(Excerpt from a dataset)
____________________

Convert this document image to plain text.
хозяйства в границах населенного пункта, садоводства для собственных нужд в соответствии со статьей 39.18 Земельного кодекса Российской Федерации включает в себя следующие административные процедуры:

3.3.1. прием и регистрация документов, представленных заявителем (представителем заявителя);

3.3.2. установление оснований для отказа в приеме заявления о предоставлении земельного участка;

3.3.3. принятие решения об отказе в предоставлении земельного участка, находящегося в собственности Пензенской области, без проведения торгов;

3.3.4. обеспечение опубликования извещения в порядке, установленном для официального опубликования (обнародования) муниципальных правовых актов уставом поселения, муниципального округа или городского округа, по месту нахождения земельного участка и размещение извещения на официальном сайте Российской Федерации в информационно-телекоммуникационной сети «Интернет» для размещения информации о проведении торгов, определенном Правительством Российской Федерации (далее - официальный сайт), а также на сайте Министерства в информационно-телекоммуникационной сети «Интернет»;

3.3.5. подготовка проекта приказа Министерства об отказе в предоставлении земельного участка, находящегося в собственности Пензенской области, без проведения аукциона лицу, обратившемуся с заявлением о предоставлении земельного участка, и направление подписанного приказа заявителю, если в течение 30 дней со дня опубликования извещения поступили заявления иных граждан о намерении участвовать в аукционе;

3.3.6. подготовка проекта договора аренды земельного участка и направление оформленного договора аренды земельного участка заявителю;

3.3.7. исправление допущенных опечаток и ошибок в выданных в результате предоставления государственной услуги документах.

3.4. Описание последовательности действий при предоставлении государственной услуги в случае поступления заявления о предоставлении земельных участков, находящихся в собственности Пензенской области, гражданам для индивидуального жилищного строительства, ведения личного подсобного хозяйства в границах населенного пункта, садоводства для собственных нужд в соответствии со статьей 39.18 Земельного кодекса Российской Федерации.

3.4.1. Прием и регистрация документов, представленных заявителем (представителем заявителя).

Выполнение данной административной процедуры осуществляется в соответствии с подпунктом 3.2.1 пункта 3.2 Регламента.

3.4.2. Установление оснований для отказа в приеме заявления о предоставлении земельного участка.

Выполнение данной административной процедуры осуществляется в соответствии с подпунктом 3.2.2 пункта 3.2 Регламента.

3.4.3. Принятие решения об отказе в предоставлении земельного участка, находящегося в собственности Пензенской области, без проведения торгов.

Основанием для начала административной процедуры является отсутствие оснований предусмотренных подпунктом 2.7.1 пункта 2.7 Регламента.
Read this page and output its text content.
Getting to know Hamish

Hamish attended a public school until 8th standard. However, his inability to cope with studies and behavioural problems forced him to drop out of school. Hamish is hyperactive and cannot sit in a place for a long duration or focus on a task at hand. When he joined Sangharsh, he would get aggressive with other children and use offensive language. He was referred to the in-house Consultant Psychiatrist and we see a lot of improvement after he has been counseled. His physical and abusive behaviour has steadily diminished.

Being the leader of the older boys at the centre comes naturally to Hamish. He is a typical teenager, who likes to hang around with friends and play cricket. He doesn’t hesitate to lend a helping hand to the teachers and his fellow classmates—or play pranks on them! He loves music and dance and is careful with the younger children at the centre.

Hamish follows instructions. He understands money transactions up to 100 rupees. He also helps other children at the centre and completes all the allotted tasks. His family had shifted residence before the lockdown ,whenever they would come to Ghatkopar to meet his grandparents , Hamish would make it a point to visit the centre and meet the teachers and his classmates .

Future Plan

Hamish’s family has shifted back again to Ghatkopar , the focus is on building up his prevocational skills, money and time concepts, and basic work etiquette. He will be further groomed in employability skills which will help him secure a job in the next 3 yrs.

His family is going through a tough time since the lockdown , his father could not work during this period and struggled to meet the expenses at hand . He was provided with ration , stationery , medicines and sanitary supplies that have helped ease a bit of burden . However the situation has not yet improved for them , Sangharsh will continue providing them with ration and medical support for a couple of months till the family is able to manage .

____________________

Each line above that holds the string "решения" should be copied and shown.

3.3.3. принятие решения об отказе в предоставлении земельного участка, находящегося в собственности Пензенской области, без проведения торгов;
3.4.3. Принятие решения об отказе в предоставлении земельного участка, находящегося в собственности Пензенской области, без проведения торгов.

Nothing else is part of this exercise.